What to produce: Retype the whole listing below, character for character.

Record excerpts:
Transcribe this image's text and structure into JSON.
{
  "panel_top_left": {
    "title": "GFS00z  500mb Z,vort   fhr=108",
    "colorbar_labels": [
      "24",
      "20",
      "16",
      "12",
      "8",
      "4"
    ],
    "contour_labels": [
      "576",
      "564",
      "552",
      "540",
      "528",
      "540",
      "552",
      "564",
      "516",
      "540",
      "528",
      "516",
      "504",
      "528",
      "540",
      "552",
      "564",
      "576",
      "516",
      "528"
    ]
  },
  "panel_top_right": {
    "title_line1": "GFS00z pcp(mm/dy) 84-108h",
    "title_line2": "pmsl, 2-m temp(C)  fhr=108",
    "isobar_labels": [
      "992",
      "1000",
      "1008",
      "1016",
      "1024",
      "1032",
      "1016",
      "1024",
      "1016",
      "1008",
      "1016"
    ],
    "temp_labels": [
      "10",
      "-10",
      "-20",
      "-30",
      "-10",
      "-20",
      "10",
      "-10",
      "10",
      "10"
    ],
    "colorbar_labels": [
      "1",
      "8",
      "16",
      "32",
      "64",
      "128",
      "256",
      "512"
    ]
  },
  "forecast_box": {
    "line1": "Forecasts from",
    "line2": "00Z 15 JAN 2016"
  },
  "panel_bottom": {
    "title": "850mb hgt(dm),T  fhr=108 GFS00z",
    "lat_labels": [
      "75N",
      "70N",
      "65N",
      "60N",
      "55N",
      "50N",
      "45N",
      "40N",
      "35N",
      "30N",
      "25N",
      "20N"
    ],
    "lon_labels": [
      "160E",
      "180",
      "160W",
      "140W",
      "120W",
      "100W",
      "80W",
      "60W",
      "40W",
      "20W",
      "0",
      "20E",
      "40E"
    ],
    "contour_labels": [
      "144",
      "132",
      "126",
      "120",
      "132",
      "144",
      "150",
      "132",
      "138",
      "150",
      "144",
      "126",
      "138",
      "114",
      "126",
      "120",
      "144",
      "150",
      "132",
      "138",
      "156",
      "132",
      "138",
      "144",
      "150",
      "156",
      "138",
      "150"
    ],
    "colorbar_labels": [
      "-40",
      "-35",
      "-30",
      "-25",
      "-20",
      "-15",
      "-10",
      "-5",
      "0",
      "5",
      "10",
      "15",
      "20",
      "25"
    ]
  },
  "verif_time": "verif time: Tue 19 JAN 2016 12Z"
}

Answer to the task:
Transcribe this image's text and structure into JSON.
{
  "panel_top_left": {
    "title": "GFS00z  500mb Z,vort   fhr=108",
    "colorbar_labels": [
      "24",
      "20",
      "16",
      "12",
      "8",
      "4"
    ],
    "contour_labels": [
      "576",
      "564",
      "552",
      "540",
      "528",
      "540",
      "552",
      "564",
      "516",
      "540",
      "528",
      "516",
      "504",
      "528",
      "540",
      "552",
      "564",
      "576",
      "516",
      "528"
    ]
  },
  "panel_top_right": {
    "title_line1": "GFS00z pcp(mm/dy) 84-108h",
    "title_line2": "pmsl, 2-m temp(C)  fhr=108",
    "isobar_labels": [
      "992",
      "1000",
      "1008",
      "1016",
      "1024",
      "1032",
      "1016",
      "1024",
      "1016",
      "1008",
      "1016"
    ],
    "temp_labels": [
      "10",
      "-10",
      "-20",
      "-30",
      "-10",
      "-20",
      "10",
      "-10",
      "10",
      "10"
    ],
    "colorbar_labels": [
      "1",
      "8",
      "16",
      "32",
      "64",
      "128",
      "256",
      "512"
    ]
  },
  "forecast_box": {
    "line1": "Forecasts from",
    "line2": "00Z 15 JAN 2016"
  },
  "panel_bottom": {
    "title": "850mb hgt(dm),T  fhr=108 GFS00z",
    "lat_labels": [
      "75N",
      "70N",
      "65N",
      "60N",
      "55N",
      "50N",
      "45N",
      "40N",
      "35N",
      "30N",
      "25N",
      "20N"
    ],
    "lon_labels": [
      "160E",
      "180",
      "160W",
      "140W",
      "120W",
      "100W",
      "80W",
      "60W",
      "40W",
      "20W",
      "0",
      "20E",
      "40E"
    ],
    "contour_labels": [
      "144",
      "132",
      "126",
      "120",
      "132",
      "144",
      "150",
      "132",
      "138",
      "150",
      "144",
      "126",
      "138",
      "114",
      "126",
      "120",
      "144",
      "150",
      "132",
      "138",
      "156",
      "132",
      "138",
      "144",
      "150",
      "156",
      "138",
      "150"
    ],
    "colorbar_labels": [
      "-40",
      "-35",
      "-30",
      "-25",
      "-20",
      "-15",
      "-10",
      "-5",
      "0",
      "5",
      "10",
      "15",
      "20",
      "25"
    ]
  },
  "verif_time": "verif time: Tue 19 JAN 2016 12Z"
}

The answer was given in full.